Stated goal: Write out every entry exactly as given, but omit the pictures.

Figure contents as structured data
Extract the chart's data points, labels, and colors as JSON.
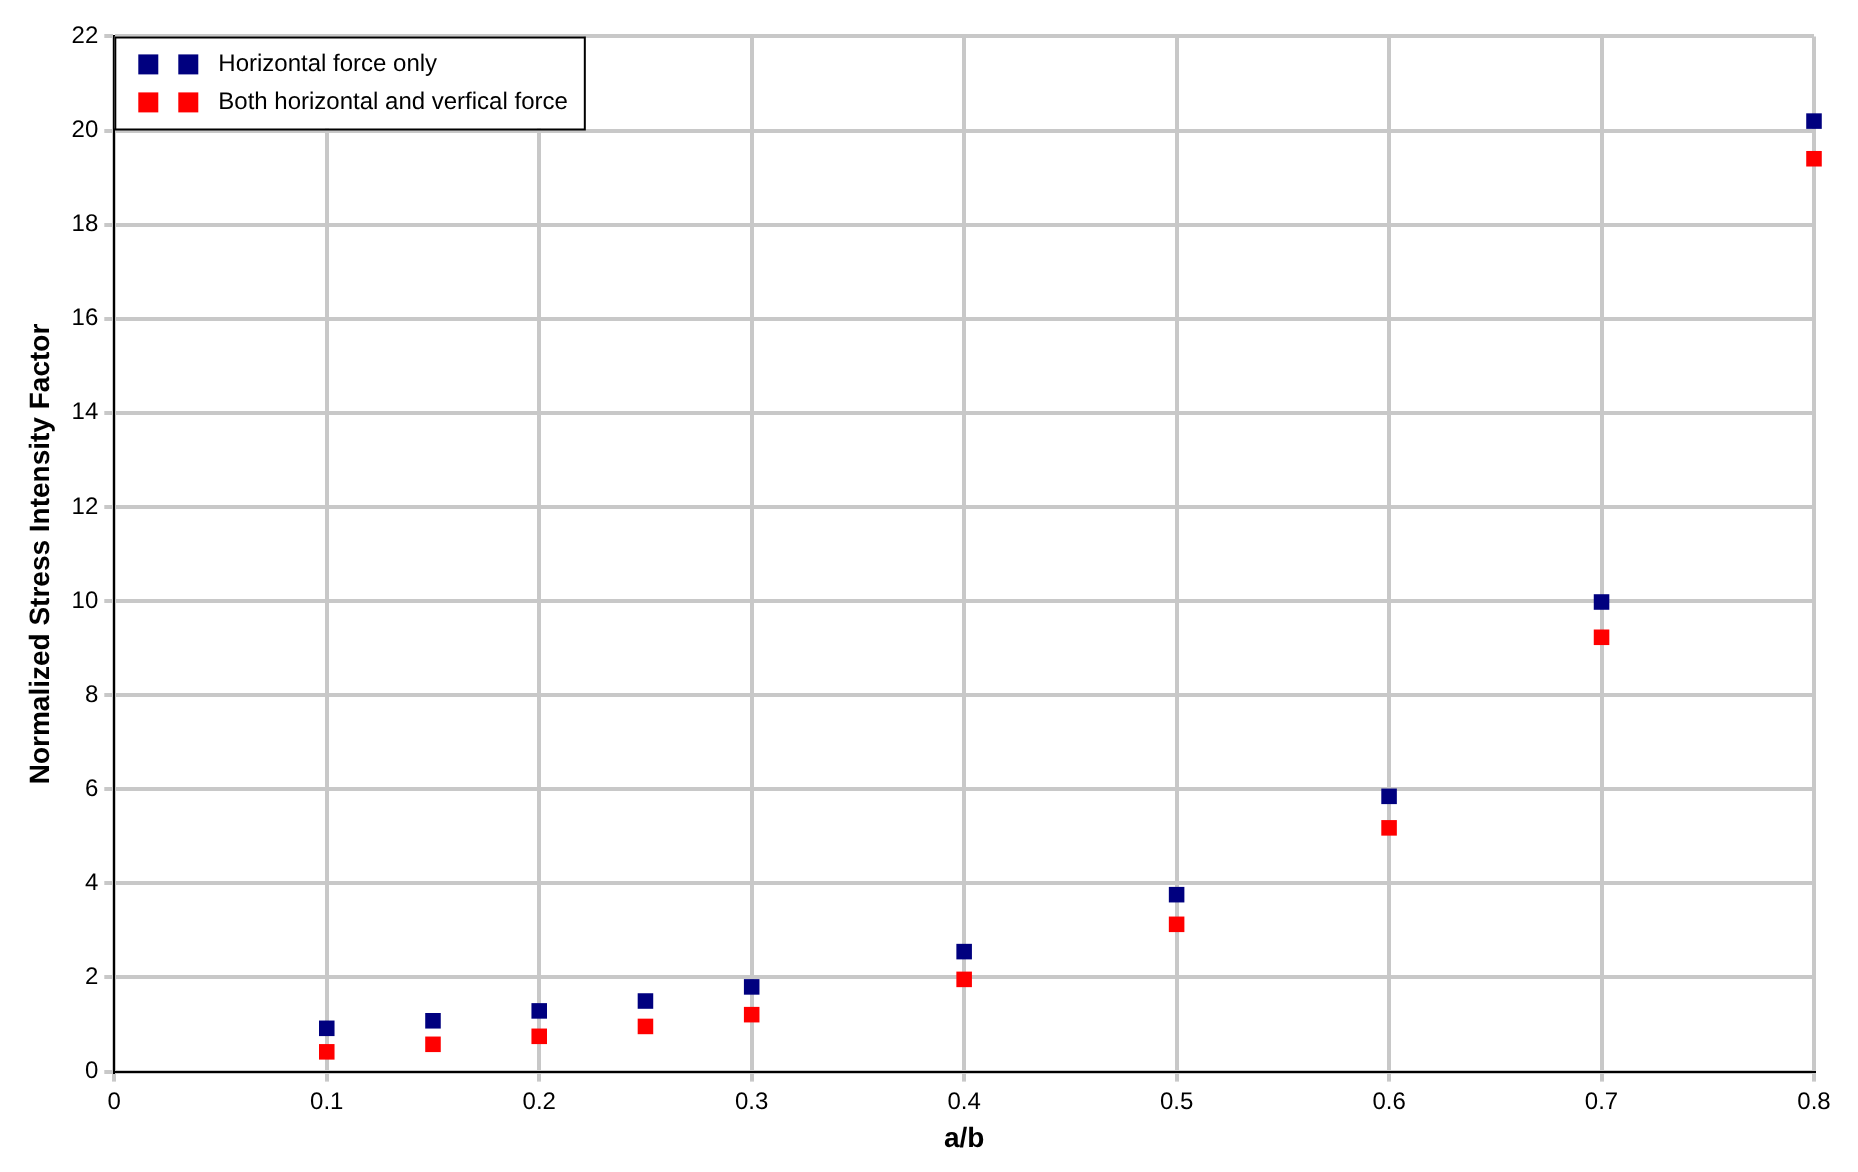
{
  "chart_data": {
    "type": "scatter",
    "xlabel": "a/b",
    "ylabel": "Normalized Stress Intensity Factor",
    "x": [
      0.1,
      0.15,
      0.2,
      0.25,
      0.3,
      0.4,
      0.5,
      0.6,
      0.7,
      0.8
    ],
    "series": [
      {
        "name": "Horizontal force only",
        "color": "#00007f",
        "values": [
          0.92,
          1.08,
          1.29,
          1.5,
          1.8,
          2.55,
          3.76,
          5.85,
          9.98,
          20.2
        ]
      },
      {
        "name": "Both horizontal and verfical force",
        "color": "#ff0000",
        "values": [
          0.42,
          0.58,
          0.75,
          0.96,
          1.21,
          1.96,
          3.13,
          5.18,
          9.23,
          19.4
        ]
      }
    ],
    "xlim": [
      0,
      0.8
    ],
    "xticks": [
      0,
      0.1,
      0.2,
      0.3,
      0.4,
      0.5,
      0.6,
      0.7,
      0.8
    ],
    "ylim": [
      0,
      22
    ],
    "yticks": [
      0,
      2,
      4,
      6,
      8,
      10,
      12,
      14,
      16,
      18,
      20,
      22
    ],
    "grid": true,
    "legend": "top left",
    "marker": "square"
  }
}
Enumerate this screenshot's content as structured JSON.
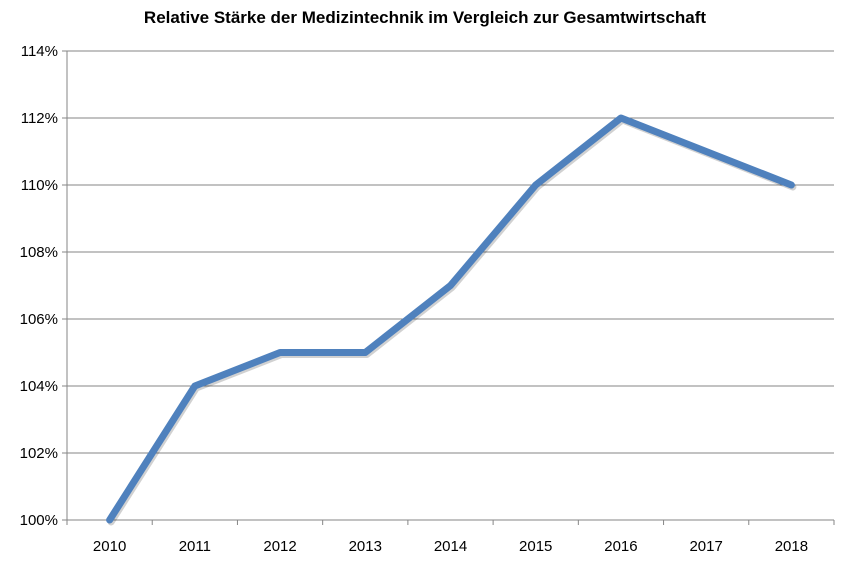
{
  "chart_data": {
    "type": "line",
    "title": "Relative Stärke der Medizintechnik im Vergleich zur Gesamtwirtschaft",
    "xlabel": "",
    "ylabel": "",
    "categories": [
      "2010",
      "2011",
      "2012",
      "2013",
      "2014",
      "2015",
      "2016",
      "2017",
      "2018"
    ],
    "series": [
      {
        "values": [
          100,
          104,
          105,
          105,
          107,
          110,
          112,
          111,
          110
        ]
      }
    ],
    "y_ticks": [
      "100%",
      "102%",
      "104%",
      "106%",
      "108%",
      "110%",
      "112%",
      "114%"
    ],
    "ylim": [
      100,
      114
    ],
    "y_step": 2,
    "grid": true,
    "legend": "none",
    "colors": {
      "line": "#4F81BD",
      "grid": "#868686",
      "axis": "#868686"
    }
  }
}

Task answer:
Extract the chart's data points, labels, and colors as JSON.
{
  "chart_data": {
    "type": "scatter",
    "xlabel": "a/b",
    "ylabel": "Normalized Stress Intensity Factor",
    "x": [
      0.1,
      0.15,
      0.2,
      0.25,
      0.3,
      0.4,
      0.5,
      0.6,
      0.7,
      0.8
    ],
    "series": [
      {
        "name": "Horizontal force only",
        "color": "#00007f",
        "values": [
          0.92,
          1.08,
          1.29,
          1.5,
          1.8,
          2.55,
          3.76,
          5.85,
          9.98,
          20.2
        ]
      },
      {
        "name": "Both horizontal and verfical force",
        "color": "#ff0000",
        "values": [
          0.42,
          0.58,
          0.75,
          0.96,
          1.21,
          1.96,
          3.13,
          5.18,
          9.23,
          19.4
        ]
      }
    ],
    "xlim": [
      0,
      0.8
    ],
    "xticks": [
      0,
      0.1,
      0.2,
      0.3,
      0.4,
      0.5,
      0.6,
      0.7,
      0.8
    ],
    "ylim": [
      0,
      22
    ],
    "yticks": [
      0,
      2,
      4,
      6,
      8,
      10,
      12,
      14,
      16,
      18,
      20,
      22
    ],
    "grid": true,
    "legend": "top left",
    "marker": "square"
  }
}
Enumerate this screenshot's content as structured JSON.
{
  "chart_data": {
    "type": "line",
    "title": "Relative Stärke der Medizintechnik im Vergleich zur Gesamtwirtschaft",
    "xlabel": "",
    "ylabel": "",
    "categories": [
      "2010",
      "2011",
      "2012",
      "2013",
      "2014",
      "2015",
      "2016",
      "2017",
      "2018"
    ],
    "series": [
      {
        "values": [
          100,
          104,
          105,
          105,
          107,
          110,
          112,
          111,
          110
        ]
      }
    ],
    "y_ticks": [
      "100%",
      "102%",
      "104%",
      "106%",
      "108%",
      "110%",
      "112%",
      "114%"
    ],
    "ylim": [
      100,
      114
    ],
    "y_step": 2,
    "grid": true,
    "legend": "none",
    "colors": {
      "line": "#4F81BD",
      "grid": "#868686",
      "axis": "#868686"
    }
  }
}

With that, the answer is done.